Dataset items

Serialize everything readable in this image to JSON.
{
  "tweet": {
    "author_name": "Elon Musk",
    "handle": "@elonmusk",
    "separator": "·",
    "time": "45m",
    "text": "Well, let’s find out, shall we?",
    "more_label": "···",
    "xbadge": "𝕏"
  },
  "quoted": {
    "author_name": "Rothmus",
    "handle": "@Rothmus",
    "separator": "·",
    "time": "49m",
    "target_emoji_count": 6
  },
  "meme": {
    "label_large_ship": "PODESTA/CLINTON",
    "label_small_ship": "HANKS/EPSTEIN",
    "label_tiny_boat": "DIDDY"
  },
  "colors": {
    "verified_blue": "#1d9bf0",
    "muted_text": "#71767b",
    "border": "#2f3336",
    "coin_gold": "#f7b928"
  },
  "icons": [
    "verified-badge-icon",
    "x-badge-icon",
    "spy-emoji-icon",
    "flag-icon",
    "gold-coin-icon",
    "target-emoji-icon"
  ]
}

**Goal**
Reproduce the listing in full. Keep it exactly as written.

**Solution below**
Serialize everything readable in this image to JSON.
{
  "tweet": {
    "author_name": "Elon Musk",
    "handle": "@elonmusk",
    "separator": "·",
    "time": "45m",
    "text": "Well, let’s find out, shall we?",
    "more_label": "···",
    "xbadge": "𝕏"
  },
  "quoted": {
    "author_name": "Rothmus",
    "handle": "@Rothmus",
    "separator": "·",
    "time": "49m",
    "target_emoji_count": 6
  },
  "meme": {
    "label_large_ship": "PODESTA/CLINTON",
    "label_small_ship": "HANKS/EPSTEIN",
    "label_tiny_boat": "DIDDY"
  },
  "colors": {
    "verified_blue": "#1d9bf0",
    "muted_text": "#71767b",
    "border": "#2f3336",
    "coin_gold": "#f7b928"
  },
  "icons": [
    "verified-badge-icon",
    "x-badge-icon",
    "spy-emoji-icon",
    "flag-icon",
    "gold-coin-icon",
    "target-emoji-icon"
  ]
}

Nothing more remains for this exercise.